____ Recorded data

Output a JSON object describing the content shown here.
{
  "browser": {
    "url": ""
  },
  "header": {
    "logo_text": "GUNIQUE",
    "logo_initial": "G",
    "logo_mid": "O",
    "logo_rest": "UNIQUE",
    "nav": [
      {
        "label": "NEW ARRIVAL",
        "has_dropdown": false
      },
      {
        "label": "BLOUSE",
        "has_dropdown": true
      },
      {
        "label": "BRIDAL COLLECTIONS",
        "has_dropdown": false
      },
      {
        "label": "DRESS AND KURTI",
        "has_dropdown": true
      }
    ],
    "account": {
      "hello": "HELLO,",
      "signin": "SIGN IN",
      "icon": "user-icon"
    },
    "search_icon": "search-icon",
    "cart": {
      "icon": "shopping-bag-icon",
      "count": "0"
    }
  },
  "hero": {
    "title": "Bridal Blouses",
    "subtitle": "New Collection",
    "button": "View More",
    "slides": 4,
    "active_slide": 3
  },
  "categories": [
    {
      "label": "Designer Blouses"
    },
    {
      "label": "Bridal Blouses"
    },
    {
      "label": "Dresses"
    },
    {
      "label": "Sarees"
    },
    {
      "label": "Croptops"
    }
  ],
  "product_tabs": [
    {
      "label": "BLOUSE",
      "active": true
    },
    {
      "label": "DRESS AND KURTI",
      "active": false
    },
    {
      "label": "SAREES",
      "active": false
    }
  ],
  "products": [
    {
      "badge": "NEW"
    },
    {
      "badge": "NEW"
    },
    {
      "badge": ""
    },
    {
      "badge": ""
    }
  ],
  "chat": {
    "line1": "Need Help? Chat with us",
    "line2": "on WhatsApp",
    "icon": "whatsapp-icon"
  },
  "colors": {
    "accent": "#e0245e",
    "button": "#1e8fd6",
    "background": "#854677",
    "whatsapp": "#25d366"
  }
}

________

— The task —
Transcribe every entry word for word.

— Reply to the exercise —
Output a JSON object describing the content shown here.
{
  "browser": {
    "url": ""
  },
  "header": {
    "logo_text": "GUNIQUE",
    "logo_initial": "G",
    "logo_mid": "O",
    "logo_rest": "UNIQUE",
    "nav": [
      {
        "label": "NEW ARRIVAL",
        "has_dropdown": false
      },
      {
        "label": "BLOUSE",
        "has_dropdown": true
      },
      {
        "label": "BRIDAL COLLECTIONS",
        "has_dropdown": false
      },
      {
        "label": "DRESS AND KURTI",
        "has_dropdown": true
      }
    ],
    "account": {
      "hello": "HELLO,",
      "signin": "SIGN IN",
      "icon": "user-icon"
    },
    "search_icon": "search-icon",
    "cart": {
      "icon": "shopping-bag-icon",
      "count": "0"
    }
  },
  "hero": {
    "title": "Bridal Blouses",
    "subtitle": "New Collection",
    "button": "View More",
    "slides": 4,
    "active_slide": 3
  },
  "categories": [
    {
      "label": "Designer Blouses"
    },
    {
      "label": "Bridal Blouses"
    },
    {
      "label": "Dresses"
    },
    {
      "label": "Sarees"
    },
    {
      "label": "Croptops"
    }
  ],
  "product_tabs": [
    {
      "label": "BLOUSE",
      "active": true
    },
    {
      "label": "DRESS AND KURTI",
      "active": false
    },
    {
      "label": "SAREES",
      "active": false
    }
  ],
  "products": [
    {
      "badge": "NEW"
    },
    {
      "badge": "NEW"
    },
    {
      "badge": ""
    },
    {
      "badge": ""
    }
  ],
  "chat": {
    "line1": "Need Help? Chat with us",
    "line2": "on WhatsApp",
    "icon": "whatsapp-icon"
  },
  "colors": {
    "accent": "#e0245e",
    "button": "#1e8fd6",
    "background": "#854677",
    "whatsapp": "#25d366"
  }
}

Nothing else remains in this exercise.